(INFORMATION GIVEN)

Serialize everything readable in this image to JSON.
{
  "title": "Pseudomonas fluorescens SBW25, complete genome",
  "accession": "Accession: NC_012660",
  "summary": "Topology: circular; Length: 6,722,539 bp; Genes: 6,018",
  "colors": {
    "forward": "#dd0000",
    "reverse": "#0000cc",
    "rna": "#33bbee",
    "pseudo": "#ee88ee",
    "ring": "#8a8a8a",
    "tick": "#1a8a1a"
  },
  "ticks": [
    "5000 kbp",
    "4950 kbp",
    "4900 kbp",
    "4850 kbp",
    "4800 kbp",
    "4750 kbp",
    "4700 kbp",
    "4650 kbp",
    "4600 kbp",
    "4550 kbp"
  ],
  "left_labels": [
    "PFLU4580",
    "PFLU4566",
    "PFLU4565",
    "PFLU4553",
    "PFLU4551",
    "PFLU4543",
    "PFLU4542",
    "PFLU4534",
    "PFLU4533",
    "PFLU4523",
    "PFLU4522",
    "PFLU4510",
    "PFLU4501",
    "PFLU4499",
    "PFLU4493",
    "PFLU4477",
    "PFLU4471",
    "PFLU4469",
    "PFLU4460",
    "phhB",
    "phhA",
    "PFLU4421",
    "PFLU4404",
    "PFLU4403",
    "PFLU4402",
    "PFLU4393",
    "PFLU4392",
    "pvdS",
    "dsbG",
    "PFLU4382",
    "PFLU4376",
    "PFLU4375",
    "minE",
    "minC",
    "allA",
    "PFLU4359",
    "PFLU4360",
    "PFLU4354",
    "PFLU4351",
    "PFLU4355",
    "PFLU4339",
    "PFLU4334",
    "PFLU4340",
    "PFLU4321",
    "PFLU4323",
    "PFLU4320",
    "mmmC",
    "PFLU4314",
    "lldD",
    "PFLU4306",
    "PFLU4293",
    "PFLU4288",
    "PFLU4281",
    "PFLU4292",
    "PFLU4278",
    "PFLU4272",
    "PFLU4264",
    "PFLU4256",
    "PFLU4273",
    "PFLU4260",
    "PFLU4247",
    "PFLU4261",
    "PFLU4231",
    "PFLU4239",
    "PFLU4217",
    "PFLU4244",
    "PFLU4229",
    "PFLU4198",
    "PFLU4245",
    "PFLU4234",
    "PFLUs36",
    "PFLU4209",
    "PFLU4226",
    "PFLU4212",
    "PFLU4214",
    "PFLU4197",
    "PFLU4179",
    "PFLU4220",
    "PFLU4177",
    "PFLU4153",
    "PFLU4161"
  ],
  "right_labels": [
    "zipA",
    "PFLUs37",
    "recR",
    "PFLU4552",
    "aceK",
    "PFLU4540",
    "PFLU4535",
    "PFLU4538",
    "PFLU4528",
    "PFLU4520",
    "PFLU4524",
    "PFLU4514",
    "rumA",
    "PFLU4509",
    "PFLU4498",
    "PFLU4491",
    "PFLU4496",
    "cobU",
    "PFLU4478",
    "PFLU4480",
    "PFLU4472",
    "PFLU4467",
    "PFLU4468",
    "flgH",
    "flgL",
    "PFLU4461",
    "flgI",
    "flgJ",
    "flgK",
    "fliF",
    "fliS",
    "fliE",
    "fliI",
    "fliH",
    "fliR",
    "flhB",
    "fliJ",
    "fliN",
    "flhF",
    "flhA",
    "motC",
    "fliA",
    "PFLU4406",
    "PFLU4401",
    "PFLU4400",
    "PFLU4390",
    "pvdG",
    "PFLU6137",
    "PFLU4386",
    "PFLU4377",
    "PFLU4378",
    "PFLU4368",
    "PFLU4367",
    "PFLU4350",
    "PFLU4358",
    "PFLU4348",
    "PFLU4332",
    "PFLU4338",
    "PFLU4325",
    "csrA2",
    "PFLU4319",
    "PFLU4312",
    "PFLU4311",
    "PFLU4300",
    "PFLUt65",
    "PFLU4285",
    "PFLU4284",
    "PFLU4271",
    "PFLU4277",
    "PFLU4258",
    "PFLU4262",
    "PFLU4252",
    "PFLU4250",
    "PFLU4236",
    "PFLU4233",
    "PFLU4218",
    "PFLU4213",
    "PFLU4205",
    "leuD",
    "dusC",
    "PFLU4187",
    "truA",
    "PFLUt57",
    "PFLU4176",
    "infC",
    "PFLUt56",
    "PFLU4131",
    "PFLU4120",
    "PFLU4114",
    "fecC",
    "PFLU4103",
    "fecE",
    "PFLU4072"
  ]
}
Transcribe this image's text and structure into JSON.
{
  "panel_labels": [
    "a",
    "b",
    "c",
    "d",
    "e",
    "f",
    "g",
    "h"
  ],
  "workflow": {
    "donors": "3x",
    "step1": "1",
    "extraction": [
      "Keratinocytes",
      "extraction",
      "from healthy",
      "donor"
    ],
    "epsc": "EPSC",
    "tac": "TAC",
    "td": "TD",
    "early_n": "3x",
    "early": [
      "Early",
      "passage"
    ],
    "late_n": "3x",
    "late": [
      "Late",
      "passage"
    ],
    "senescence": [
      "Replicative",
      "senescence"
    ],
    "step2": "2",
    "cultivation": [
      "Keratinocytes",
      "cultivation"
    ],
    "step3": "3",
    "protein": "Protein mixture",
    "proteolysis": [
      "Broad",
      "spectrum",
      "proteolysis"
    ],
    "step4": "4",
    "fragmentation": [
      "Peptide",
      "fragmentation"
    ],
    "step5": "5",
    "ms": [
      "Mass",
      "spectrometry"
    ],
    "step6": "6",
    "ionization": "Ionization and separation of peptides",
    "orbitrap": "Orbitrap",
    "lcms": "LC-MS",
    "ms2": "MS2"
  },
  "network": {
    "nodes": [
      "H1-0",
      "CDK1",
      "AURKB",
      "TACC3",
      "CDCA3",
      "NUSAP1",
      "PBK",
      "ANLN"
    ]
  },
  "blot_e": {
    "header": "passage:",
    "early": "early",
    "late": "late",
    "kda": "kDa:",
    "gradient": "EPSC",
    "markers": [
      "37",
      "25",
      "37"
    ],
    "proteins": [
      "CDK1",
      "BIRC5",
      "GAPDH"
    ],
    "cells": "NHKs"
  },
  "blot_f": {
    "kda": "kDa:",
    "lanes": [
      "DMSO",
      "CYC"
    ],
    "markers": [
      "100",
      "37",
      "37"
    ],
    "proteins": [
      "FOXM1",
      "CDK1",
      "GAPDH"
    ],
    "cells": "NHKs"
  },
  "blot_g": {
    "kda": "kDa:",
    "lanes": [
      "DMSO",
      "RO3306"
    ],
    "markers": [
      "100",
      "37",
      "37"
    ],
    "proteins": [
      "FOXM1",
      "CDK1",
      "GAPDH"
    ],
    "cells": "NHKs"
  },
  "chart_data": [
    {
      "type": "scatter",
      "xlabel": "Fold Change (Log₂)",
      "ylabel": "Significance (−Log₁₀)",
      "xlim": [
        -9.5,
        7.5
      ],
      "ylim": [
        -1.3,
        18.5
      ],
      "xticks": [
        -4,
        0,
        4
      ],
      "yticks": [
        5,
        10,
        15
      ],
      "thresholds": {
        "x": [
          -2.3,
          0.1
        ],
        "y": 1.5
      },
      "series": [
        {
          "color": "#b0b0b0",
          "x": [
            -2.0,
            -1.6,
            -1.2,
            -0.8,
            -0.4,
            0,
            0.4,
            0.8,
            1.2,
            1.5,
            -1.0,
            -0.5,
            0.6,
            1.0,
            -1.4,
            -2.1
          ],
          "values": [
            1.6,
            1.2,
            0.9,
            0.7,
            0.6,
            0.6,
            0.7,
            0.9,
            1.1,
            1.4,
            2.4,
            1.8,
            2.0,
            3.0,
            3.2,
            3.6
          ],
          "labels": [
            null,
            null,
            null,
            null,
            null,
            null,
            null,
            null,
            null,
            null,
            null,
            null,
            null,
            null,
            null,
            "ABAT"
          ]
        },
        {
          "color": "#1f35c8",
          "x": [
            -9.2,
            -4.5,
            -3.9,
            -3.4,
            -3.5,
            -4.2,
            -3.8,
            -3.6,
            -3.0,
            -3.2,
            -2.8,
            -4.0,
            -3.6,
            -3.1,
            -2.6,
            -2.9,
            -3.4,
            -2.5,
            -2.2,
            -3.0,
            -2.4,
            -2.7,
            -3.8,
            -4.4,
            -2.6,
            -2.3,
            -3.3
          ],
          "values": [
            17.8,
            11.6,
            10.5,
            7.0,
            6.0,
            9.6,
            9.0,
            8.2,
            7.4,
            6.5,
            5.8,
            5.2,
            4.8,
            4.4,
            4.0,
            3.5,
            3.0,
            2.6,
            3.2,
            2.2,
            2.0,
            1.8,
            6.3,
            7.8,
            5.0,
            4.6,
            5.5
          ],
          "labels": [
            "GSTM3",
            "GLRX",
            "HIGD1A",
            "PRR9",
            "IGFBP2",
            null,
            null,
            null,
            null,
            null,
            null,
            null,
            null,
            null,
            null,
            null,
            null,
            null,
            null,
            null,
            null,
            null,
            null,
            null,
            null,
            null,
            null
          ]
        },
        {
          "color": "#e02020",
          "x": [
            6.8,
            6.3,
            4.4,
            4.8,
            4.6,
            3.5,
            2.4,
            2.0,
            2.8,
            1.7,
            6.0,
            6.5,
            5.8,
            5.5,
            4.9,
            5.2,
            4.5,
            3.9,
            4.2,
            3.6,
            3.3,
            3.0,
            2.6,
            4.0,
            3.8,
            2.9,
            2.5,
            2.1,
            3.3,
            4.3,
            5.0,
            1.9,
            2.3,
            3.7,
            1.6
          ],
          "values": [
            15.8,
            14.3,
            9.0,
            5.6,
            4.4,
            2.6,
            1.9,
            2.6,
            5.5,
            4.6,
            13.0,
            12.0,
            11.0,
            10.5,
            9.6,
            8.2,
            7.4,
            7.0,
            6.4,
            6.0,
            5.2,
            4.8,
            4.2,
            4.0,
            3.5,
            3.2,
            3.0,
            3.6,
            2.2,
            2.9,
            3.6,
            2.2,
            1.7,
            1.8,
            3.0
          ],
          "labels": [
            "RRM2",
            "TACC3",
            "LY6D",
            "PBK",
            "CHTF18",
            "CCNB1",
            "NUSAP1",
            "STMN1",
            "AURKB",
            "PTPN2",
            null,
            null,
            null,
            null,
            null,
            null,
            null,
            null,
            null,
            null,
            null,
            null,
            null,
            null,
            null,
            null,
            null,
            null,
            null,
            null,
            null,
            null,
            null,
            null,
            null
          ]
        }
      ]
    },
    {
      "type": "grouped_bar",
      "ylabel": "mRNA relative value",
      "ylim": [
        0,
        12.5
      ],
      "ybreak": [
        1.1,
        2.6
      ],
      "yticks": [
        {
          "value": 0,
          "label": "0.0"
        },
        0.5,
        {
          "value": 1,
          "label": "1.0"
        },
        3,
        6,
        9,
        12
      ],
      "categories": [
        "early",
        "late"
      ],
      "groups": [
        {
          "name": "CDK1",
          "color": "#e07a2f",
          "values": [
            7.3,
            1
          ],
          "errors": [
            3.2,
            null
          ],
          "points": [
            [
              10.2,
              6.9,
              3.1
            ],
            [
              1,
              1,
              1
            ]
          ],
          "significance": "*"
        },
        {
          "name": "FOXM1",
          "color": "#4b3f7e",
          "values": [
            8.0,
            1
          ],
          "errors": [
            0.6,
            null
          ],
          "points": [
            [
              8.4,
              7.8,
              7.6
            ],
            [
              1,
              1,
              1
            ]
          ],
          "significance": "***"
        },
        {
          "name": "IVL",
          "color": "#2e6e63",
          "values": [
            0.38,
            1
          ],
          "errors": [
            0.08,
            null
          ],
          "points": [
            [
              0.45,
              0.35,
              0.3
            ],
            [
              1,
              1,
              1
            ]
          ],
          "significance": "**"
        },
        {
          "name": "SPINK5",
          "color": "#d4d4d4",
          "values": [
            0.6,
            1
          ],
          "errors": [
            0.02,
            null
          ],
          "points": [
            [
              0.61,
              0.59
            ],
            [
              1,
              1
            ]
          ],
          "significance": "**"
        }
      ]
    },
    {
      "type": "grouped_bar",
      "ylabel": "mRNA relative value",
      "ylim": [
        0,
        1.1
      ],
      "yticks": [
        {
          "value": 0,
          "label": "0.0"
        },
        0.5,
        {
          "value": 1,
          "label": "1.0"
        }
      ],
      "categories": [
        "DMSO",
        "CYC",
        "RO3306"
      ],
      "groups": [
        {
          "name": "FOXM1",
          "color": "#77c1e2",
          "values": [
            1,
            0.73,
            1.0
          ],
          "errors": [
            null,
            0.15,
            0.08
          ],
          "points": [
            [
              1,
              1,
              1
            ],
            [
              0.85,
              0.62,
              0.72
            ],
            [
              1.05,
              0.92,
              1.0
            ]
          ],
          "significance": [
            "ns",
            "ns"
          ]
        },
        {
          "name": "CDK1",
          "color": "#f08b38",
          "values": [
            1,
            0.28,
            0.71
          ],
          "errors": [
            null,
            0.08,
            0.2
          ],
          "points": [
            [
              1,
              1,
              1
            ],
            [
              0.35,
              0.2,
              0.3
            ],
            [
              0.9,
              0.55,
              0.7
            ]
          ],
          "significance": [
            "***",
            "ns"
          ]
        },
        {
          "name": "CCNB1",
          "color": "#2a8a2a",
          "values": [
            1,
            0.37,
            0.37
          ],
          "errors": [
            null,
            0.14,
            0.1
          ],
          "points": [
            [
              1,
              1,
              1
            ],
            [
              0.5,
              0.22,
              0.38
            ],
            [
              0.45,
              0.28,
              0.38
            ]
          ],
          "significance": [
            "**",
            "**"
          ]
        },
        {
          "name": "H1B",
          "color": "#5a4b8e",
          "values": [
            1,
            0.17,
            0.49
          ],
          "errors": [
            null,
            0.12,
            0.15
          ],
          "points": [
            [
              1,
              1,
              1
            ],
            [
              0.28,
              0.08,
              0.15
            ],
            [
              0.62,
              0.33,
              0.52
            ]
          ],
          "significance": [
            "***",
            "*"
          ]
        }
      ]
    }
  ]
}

(End INFORMATION GIVEN)

WHAT TO WORK ON → Show me every line of the entries above that holds "this".

ANSWER SPACE →
Serialize everything readable in this image to JSON.
Transcribe this image's text and structure into JSON.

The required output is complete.